→ Records provided
--- Start ---

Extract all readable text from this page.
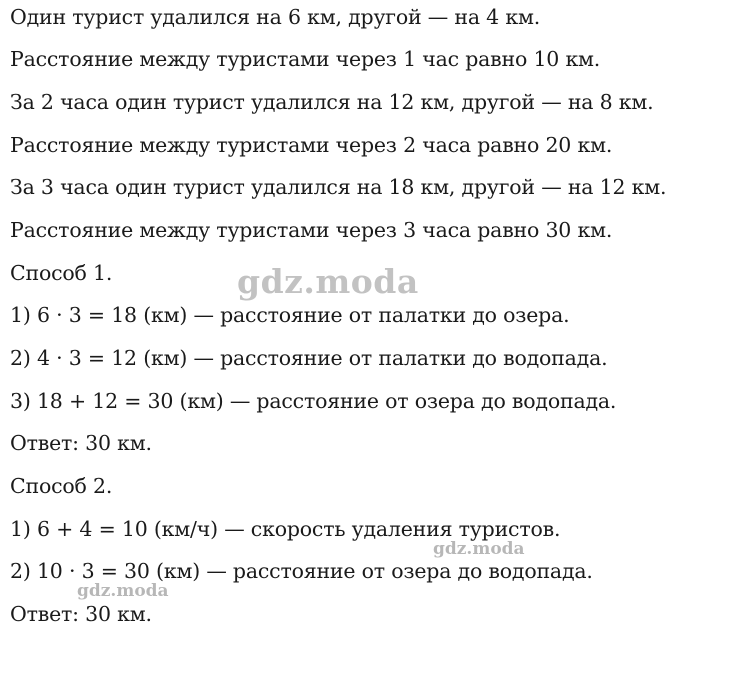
Один турист удалился на 6 км, другой — на 4 км.
Расстояние между туристами через 1 час равно 10 км.
За 2 часа один турист удалился на 12 км, другой — на 8 км.
Расстояние между туристами через 2 часа равно 20 км.
За 3 часа один турист удалился на 18 км, другой — на 12 км.
Расстояние между туристами через 3 часа равно 30 км.
Способ 1.
1) 6 · 3 = 18 (км) — расстояние от палатки до озера.
2) 4 · 3 = 12 (км) — расстояние от палатки до водопада.
3) 18 + 12 = 30 (км) — расстояние от озера до водопада.
Ответ: 30 км.
Способ 2.
1) 6 + 4 = 10 (км/ч) — скорость удаления туристов.
2) 10 · 3 = 30 (км) — расстояние от озера до водопада.
Ответ: 30 км.
gdz.moda
gdz.moda
gdz.moda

--- End ---

→ Exercise aim
Extract, from the material above, each line holding the word "водопада".

→ Finished task
2) 4 · 3 = 12 (км) — расстояние от палатки до водопада.
3) 18 + 12 = 30 (км) — расстояние от озера до водопада.
2) 10 · 3 = 30 (км) — расстояние от озера до водопада.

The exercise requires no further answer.